#### TASK
Write out every line of the material exactly as it appears.

● ● ●

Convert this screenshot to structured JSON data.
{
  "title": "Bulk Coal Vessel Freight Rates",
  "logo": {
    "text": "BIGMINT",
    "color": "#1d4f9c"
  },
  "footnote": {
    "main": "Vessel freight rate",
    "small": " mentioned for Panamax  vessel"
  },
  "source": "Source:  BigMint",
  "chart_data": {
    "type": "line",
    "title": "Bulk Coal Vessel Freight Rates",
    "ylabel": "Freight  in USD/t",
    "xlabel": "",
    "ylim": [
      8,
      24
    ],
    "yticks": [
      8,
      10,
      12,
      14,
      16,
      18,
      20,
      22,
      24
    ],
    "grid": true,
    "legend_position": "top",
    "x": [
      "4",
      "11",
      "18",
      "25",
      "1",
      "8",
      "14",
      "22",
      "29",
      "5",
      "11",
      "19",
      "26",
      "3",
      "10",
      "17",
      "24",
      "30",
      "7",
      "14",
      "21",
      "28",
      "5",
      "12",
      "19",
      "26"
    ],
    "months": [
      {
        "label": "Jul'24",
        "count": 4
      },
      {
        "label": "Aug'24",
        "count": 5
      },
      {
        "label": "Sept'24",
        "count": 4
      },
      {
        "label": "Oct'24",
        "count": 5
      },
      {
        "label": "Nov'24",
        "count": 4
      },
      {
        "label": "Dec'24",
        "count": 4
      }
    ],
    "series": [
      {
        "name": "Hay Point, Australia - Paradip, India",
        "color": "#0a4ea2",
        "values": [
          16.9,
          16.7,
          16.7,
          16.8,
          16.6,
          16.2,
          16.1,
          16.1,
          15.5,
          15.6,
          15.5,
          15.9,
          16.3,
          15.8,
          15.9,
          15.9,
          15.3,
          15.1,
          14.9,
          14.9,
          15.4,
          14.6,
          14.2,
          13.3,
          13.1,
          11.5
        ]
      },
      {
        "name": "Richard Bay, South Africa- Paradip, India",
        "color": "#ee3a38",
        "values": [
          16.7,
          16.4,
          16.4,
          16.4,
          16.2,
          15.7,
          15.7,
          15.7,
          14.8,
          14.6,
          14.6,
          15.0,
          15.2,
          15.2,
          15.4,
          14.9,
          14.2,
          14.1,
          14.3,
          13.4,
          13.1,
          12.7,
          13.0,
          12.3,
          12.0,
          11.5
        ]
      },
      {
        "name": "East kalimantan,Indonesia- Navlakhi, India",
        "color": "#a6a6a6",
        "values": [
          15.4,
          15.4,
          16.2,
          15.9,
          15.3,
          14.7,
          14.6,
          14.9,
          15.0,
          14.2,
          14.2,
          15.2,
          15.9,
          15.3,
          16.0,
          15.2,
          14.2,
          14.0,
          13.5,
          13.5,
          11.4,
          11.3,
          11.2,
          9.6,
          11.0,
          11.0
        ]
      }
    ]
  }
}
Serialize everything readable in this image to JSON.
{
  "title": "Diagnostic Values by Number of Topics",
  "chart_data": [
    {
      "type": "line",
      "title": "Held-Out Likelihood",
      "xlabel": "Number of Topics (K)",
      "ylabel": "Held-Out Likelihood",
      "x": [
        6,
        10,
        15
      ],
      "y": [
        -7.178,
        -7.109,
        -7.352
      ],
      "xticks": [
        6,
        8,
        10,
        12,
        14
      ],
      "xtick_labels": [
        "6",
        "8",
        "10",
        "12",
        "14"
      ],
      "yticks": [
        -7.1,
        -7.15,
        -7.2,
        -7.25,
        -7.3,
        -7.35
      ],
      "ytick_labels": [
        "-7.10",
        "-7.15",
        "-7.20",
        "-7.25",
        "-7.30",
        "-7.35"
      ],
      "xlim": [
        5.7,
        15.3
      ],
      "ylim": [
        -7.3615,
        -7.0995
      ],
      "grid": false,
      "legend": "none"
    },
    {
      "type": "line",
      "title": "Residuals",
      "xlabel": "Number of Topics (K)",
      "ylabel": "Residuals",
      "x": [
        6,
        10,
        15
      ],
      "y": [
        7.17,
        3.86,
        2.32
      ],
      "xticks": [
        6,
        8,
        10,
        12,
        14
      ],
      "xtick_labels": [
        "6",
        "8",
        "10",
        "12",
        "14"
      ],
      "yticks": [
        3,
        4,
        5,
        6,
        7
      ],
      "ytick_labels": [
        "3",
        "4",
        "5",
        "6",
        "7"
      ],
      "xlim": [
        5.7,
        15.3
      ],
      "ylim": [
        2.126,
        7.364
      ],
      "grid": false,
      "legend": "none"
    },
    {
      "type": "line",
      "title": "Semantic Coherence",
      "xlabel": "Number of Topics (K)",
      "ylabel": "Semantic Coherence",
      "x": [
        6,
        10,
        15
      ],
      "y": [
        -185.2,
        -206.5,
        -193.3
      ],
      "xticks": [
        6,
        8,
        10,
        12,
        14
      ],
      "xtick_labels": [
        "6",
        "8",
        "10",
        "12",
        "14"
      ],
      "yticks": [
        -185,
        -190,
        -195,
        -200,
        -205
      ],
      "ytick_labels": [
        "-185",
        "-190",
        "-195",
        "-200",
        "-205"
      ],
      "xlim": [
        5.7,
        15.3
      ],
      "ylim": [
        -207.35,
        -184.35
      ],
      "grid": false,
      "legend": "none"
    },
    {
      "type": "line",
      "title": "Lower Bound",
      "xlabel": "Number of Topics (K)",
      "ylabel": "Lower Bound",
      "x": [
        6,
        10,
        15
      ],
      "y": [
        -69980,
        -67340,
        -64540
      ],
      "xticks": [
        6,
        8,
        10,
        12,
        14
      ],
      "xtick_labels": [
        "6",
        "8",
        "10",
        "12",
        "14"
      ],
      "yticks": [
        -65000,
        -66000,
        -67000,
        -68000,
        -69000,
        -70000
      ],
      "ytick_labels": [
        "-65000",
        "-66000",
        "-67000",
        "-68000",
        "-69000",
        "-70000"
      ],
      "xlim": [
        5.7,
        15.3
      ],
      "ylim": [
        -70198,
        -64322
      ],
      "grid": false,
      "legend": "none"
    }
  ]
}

● ● ●

#### SOLUTION TO THE EXERCISE
Convert this screenshot to structured JSON data.
{
  "title": "Bulk Coal Vessel Freight Rates",
  "logo": {
    "text": "BIGMINT",
    "color": "#1d4f9c"
  },
  "footnote": {
    "main": "Vessel freight rate",
    "small": " mentioned for Panamax  vessel"
  },
  "source": "Source:  BigMint",
  "chart_data": {
    "type": "line",
    "title": "Bulk Coal Vessel Freight Rates",
    "ylabel": "Freight  in USD/t",
    "xlabel": "",
    "ylim": [
      8,
      24
    ],
    "yticks": [
      8,
      10,
      12,
      14,
      16,
      18,
      20,
      22,
      24
    ],
    "grid": true,
    "legend_position": "top",
    "x": [
      "4",
      "11",
      "18",
      "25",
      "1",
      "8",
      "14",
      "22",
      "29",
      "5",
      "11",
      "19",
      "26",
      "3",
      "10",
      "17",
      "24",
      "30",
      "7",
      "14",
      "21",
      "28",
      "5",
      "12",
      "19",
      "26"
    ],
    "months": [
      {
        "label": "Jul'24",
        "count": 4
      },
      {
        "label": "Aug'24",
        "count": 5
      },
      {
        "label": "Sept'24",
        "count": 4
      },
      {
        "label": "Oct'24",
        "count": 5
      },
      {
        "label": "Nov'24",
        "count": 4
      },
      {
        "label": "Dec'24",
        "count": 4
      }
    ],
    "series": [
      {
        "name": "Hay Point, Australia - Paradip, India",
        "color": "#0a4ea2",
        "values": [
          16.9,
          16.7,
          16.7,
          16.8,
          16.6,
          16.2,
          16.1,
          16.1,
          15.5,
          15.6,
          15.5,
          15.9,
          16.3,
          15.8,
          15.9,
          15.9,
          15.3,
          15.1,
          14.9,
          14.9,
          15.4,
          14.6,
          14.2,
          13.3,
          13.1,
          11.5
        ]
      },
      {
        "name": "Richard Bay, South Africa- Paradip, India",
        "color": "#ee3a38",
        "values": [
          16.7,
          16.4,
          16.4,
          16.4,
          16.2,
          15.7,
          15.7,
          15.7,
          14.8,
          14.6,
          14.6,
          15.0,
          15.2,
          15.2,
          15.4,
          14.9,
          14.2,
          14.1,
          14.3,
          13.4,
          13.1,
          12.7,
          13.0,
          12.3,
          12.0,
          11.5
        ]
      },
      {
        "name": "East kalimantan,Indonesia- Navlakhi, India",
        "color": "#a6a6a6",
        "values": [
          15.4,
          15.4,
          16.2,
          15.9,
          15.3,
          14.7,
          14.6,
          14.9,
          15.0,
          14.2,
          14.2,
          15.2,
          15.9,
          15.3,
          16.0,
          15.2,
          14.2,
          14.0,
          13.5,
          13.5,
          11.4,
          11.3,
          11.2,
          9.6,
          11.0,
          11.0
        ]
      }
    ]
  }
}
Serialize everything readable in this image to JSON.
{
  "title": "Diagnostic Values by Number of Topics",
  "chart_data": [
    {
      "type": "line",
      "title": "Held-Out Likelihood",
      "xlabel": "Number of Topics (K)",
      "ylabel": "Held-Out Likelihood",
      "x": [
        6,
        10,
        15
      ],
      "y": [
        -7.178,
        -7.109,
        -7.352
      ],
      "xticks": [
        6,
        8,
        10,
        12,
        14
      ],
      "xtick_labels": [
        "6",
        "8",
        "10",
        "12",
        "14"
      ],
      "yticks": [
        -7.1,
        -7.15,
        -7.2,
        -7.25,
        -7.3,
        -7.35
      ],
      "ytick_labels": [
        "-7.10",
        "-7.15",
        "-7.20",
        "-7.25",
        "-7.30",
        "-7.35"
      ],
      "xlim": [
        5.7,
        15.3
      ],
      "ylim": [
        -7.3615,
        -7.0995
      ],
      "grid": false,
      "legend": "none"
    },
    {
      "type": "line",
      "title": "Residuals",
      "xlabel": "Number of Topics (K)",
      "ylabel": "Residuals",
      "x": [
        6,
        10,
        15
      ],
      "y": [
        7.17,
        3.86,
        2.32
      ],
      "xticks": [
        6,
        8,
        10,
        12,
        14
      ],
      "xtick_labels": [
        "6",
        "8",
        "10",
        "12",
        "14"
      ],
      "yticks": [
        3,
        4,
        5,
        6,
        7
      ],
      "ytick_labels": [
        "3",
        "4",
        "5",
        "6",
        "7"
      ],
      "xlim": [
        5.7,
        15.3
      ],
      "ylim": [
        2.126,
        7.364
      ],
      "grid": false,
      "legend": "none"
    },
    {
      "type": "line",
      "title": "Semantic Coherence",
      "xlabel": "Number of Topics (K)",
      "ylabel": "Semantic Coherence",
      "x": [
        6,
        10,
        15
      ],
      "y": [
        -185.2,
        -206.5,
        -193.3
      ],
      "xticks": [
        6,
        8,
        10,
        12,
        14
      ],
      "xtick_labels": [
        "6",
        "8",
        "10",
        "12",
        "14"
      ],
      "yticks": [
        -185,
        -190,
        -195,
        -200,
        -205
      ],
      "ytick_labels": [
        "-185",
        "-190",
        "-195",
        "-200",
        "-205"
      ],
      "xlim": [
        5.7,
        15.3
      ],
      "ylim": [
        -207.35,
        -184.35
      ],
      "grid": false,
      "legend": "none"
    },
    {
      "type": "line",
      "title": "Lower Bound",
      "xlabel": "Number of Topics (K)",
      "ylabel": "Lower Bound",
      "x": [
        6,
        10,
        15
      ],
      "y": [
        -69980,
        -67340,
        -64540
      ],
      "xticks": [
        6,
        8,
        10,
        12,
        14
      ],
      "xtick_labels": [
        "6",
        "8",
        "10",
        "12",
        "14"
      ],
      "yticks": [
        -65000,
        -66000,
        -67000,
        -68000,
        -69000,
        -70000
      ],
      "ytick_labels": [
        "-65000",
        "-66000",
        "-67000",
        "-68000",
        "-69000",
        "-70000"
      ],
      "xlim": [
        5.7,
        15.3
      ],
      "ylim": [
        -70198,
        -64322
      ],
      "grid": false,
      "legend": "none"
    }
  ]
}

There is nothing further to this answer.